What you will do -
All the data should come back exactly as it was given.

Figure contents as structured data
- - - - - - -

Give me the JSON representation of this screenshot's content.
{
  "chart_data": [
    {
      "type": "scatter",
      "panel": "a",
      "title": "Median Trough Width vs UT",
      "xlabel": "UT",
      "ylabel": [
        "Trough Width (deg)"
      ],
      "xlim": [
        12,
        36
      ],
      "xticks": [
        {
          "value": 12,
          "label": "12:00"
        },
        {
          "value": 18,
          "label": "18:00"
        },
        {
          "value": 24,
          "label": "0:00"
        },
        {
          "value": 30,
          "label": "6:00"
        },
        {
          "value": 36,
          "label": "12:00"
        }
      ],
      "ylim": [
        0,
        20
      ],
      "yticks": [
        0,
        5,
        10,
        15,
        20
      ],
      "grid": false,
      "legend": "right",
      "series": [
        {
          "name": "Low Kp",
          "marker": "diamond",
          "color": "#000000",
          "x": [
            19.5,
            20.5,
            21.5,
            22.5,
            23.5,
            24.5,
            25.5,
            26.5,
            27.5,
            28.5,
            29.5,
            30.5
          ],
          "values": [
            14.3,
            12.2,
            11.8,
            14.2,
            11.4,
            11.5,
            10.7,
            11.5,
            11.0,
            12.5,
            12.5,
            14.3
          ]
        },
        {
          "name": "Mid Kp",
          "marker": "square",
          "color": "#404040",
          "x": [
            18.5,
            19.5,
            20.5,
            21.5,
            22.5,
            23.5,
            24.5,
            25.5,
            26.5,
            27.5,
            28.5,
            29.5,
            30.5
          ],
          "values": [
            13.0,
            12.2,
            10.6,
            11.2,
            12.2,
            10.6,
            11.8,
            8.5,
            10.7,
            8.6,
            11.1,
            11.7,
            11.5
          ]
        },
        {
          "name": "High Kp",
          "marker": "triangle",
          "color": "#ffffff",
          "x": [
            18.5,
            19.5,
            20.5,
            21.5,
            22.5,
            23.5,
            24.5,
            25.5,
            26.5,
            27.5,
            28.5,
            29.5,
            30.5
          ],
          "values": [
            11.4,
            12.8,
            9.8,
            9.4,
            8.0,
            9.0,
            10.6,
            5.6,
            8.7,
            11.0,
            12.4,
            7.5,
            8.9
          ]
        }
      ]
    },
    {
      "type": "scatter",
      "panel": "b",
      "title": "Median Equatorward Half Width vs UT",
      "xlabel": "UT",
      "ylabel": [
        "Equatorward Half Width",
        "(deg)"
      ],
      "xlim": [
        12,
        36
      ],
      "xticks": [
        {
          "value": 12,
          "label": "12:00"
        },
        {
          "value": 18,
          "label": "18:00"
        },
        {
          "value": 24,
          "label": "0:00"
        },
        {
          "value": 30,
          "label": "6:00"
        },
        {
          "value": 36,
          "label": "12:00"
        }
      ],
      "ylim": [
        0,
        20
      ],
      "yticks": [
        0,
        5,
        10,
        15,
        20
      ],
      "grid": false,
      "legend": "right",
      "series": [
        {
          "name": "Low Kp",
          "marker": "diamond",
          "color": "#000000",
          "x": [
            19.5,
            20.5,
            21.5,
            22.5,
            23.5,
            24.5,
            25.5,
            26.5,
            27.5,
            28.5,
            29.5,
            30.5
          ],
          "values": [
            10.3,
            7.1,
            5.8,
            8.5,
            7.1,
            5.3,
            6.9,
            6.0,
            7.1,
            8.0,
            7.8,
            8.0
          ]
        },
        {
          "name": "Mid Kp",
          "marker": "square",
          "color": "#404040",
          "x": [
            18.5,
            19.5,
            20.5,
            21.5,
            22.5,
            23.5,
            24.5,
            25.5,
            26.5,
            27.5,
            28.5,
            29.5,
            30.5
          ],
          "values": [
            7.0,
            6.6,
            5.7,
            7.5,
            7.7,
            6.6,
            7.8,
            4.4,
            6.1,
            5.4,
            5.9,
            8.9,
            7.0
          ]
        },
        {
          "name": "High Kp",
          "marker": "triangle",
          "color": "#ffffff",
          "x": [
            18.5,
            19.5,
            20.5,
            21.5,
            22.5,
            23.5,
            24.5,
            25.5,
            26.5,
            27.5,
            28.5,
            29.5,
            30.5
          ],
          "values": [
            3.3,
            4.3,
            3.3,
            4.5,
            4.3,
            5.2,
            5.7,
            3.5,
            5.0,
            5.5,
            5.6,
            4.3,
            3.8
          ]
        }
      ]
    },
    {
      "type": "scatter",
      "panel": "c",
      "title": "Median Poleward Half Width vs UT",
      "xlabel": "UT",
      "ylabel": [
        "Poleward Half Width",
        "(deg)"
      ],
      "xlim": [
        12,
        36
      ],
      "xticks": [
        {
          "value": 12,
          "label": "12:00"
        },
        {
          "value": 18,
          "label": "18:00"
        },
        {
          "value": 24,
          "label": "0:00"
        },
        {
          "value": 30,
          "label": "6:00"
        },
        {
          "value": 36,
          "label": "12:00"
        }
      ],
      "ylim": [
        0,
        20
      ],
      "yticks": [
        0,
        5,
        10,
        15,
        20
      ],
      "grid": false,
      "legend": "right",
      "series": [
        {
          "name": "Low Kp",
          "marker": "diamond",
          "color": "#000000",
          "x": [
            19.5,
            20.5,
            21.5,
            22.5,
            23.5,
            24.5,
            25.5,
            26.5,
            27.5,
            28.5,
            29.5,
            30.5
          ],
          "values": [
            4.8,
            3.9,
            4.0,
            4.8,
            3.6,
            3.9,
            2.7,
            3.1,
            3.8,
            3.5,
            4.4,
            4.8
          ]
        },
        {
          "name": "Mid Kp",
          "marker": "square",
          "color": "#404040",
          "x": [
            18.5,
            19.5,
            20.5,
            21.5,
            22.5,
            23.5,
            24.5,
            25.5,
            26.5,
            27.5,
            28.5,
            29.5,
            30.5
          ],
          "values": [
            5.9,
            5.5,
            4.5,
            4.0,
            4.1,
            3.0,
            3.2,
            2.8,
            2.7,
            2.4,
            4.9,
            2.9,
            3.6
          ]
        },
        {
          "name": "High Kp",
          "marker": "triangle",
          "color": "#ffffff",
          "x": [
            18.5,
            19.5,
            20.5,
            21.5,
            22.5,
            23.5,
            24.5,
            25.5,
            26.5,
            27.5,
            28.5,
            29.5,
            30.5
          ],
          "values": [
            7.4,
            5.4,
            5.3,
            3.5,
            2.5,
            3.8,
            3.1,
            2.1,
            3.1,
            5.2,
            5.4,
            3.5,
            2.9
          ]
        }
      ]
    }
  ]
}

- - - - - - -

Right answer -
Give me the JSON representation of this screenshot's content.
{
  "chart_data": [
    {
      "type": "scatter",
      "panel": "a",
      "title": "Median Trough Width vs UT",
      "xlabel": "UT",
      "ylabel": [
        "Trough Width (deg)"
      ],
      "xlim": [
        12,
        36
      ],
      "xticks": [
        {
          "value": 12,
          "label": "12:00"
        },
        {
          "value": 18,
          "label": "18:00"
        },
        {
          "value": 24,
          "label": "0:00"
        },
        {
          "value": 30,
          "label": "6:00"
        },
        {
          "value": 36,
          "label": "12:00"
        }
      ],
      "ylim": [
        0,
        20
      ],
      "yticks": [
        0,
        5,
        10,
        15,
        20
      ],
      "grid": false,
      "legend": "right",
      "series": [
        {
          "name": "Low Kp",
          "marker": "diamond",
          "color": "#000000",
          "x": [
            19.5,
            20.5,
            21.5,
            22.5,
            23.5,
            24.5,
            25.5,
            26.5,
            27.5,
            28.5,
            29.5,
            30.5
          ],
          "values": [
            14.3,
            12.2,
            11.8,
            14.2,
            11.4,
            11.5,
            10.7,
            11.5,
            11.0,
            12.5,
            12.5,
            14.3
          ]
        },
        {
          "name": "Mid Kp",
          "marker": "square",
          "color": "#404040",
          "x": [
            18.5,
            19.5,
            20.5,
            21.5,
            22.5,
            23.5,
            24.5,
            25.5,
            26.5,
            27.5,
            28.5,
            29.5,
            30.5
          ],
          "values": [
            13.0,
            12.2,
            10.6,
            11.2,
            12.2,
            10.6,
            11.8,
            8.5,
            10.7,
            8.6,
            11.1,
            11.7,
            11.5
          ]
        },
        {
          "name": "High Kp",
          "marker": "triangle",
          "color": "#ffffff",
          "x": [
            18.5,
            19.5,
            20.5,
            21.5,
            22.5,
            23.5,
            24.5,
            25.5,
            26.5,
            27.5,
            28.5,
            29.5,
            30.5
          ],
          "values": [
            11.4,
            12.8,
            9.8,
            9.4,
            8.0,
            9.0,
            10.6,
            5.6,
            8.7,
            11.0,
            12.4,
            7.5,
            8.9
          ]
        }
      ]
    },
    {
      "type": "scatter",
      "panel": "b",
      "title": "Median Equatorward Half Width vs UT",
      "xlabel": "UT",
      "ylabel": [
        "Equatorward Half Width",
        "(deg)"
      ],
      "xlim": [
        12,
        36
      ],
      "xticks": [
        {
          "value": 12,
          "label": "12:00"
        },
        {
          "value": 18,
          "label": "18:00"
        },
        {
          "value": 24,
          "label": "0:00"
        },
        {
          "value": 30,
          "label": "6:00"
        },
        {
          "value": 36,
          "label": "12:00"
        }
      ],
      "ylim": [
        0,
        20
      ],
      "yticks": [
        0,
        5,
        10,
        15,
        20
      ],
      "grid": false,
      "legend": "right",
      "series": [
        {
          "name": "Low Kp",
          "marker": "diamond",
          "color": "#000000",
          "x": [
            19.5,
            20.5,
            21.5,
            22.5,
            23.5,
            24.5,
            25.5,
            26.5,
            27.5,
            28.5,
            29.5,
            30.5
          ],
          "values": [
            10.3,
            7.1,
            5.8,
            8.5,
            7.1,
            5.3,
            6.9,
            6.0,
            7.1,
            8.0,
            7.8,
            8.0
          ]
        },
        {
          "name": "Mid Kp",
          "marker": "square",
          "color": "#404040",
          "x": [
            18.5,
            19.5,
            20.5,
            21.5,
            22.5,
            23.5,
            24.5,
            25.5,
            26.5,
            27.5,
            28.5,
            29.5,
            30.5
          ],
          "values": [
            7.0,
            6.6,
            5.7,
            7.5,
            7.7,
            6.6,
            7.8,
            4.4,
            6.1,
            5.4,
            5.9,
            8.9,
            7.0
          ]
        },
        {
          "name": "High Kp",
          "marker": "triangle",
          "color": "#ffffff",
          "x": [
            18.5,
            19.5,
            20.5,
            21.5,
            22.5,
            23.5,
            24.5,
            25.5,
            26.5,
            27.5,
            28.5,
            29.5,
            30.5
          ],
          "values": [
            3.3,
            4.3,
            3.3,
            4.5,
            4.3,
            5.2,
            5.7,
            3.5,
            5.0,
            5.5,
            5.6,
            4.3,
            3.8
          ]
        }
      ]
    },
    {
      "type": "scatter",
      "panel": "c",
      "title": "Median Poleward Half Width vs UT",
      "xlabel": "UT",
      "ylabel": [
        "Poleward Half Width",
        "(deg)"
      ],
      "xlim": [
        12,
        36
      ],
      "xticks": [
        {
          "value": 12,
          "label": "12:00"
        },
        {
          "value": 18,
          "label": "18:00"
        },
        {
          "value": 24,
          "label": "0:00"
        },
        {
          "value": 30,
          "label": "6:00"
        },
        {
          "value": 36,
          "label": "12:00"
        }
      ],
      "ylim": [
        0,
        20
      ],
      "yticks": [
        0,
        5,
        10,
        15,
        20
      ],
      "grid": false,
      "legend": "right",
      "series": [
        {
          "name": "Low Kp",
          "marker": "diamond",
          "color": "#000000",
          "x": [
            19.5,
            20.5,
            21.5,
            22.5,
            23.5,
            24.5,
            25.5,
            26.5,
            27.5,
            28.5,
            29.5,
            30.5
          ],
          "values": [
            4.8,
            3.9,
            4.0,
            4.8,
            3.6,
            3.9,
            2.7,
            3.1,
            3.8,
            3.5,
            4.4,
            4.8
          ]
        },
        {
          "name": "Mid Kp",
          "marker": "square",
          "color": "#404040",
          "x": [
            18.5,
            19.5,
            20.5,
            21.5,
            22.5,
            23.5,
            24.5,
            25.5,
            26.5,
            27.5,
            28.5,
            29.5,
            30.5
          ],
          "values": [
            5.9,
            5.5,
            4.5,
            4.0,
            4.1,
            3.0,
            3.2,
            2.8,
            2.7,
            2.4,
            4.9,
            2.9,
            3.6
          ]
        },
        {
          "name": "High Kp",
          "marker": "triangle",
          "color": "#ffffff",
          "x": [
            18.5,
            19.5,
            20.5,
            21.5,
            22.5,
            23.5,
            24.5,
            25.5,
            26.5,
            27.5,
            28.5,
            29.5,
            30.5
          ],
          "values": [
            7.4,
            5.4,
            5.3,
            3.5,
            2.5,
            3.8,
            3.1,
            2.1,
            3.1,
            5.2,
            5.4,
            3.5,
            2.9
          ]
        }
      ]
    }
  ]
}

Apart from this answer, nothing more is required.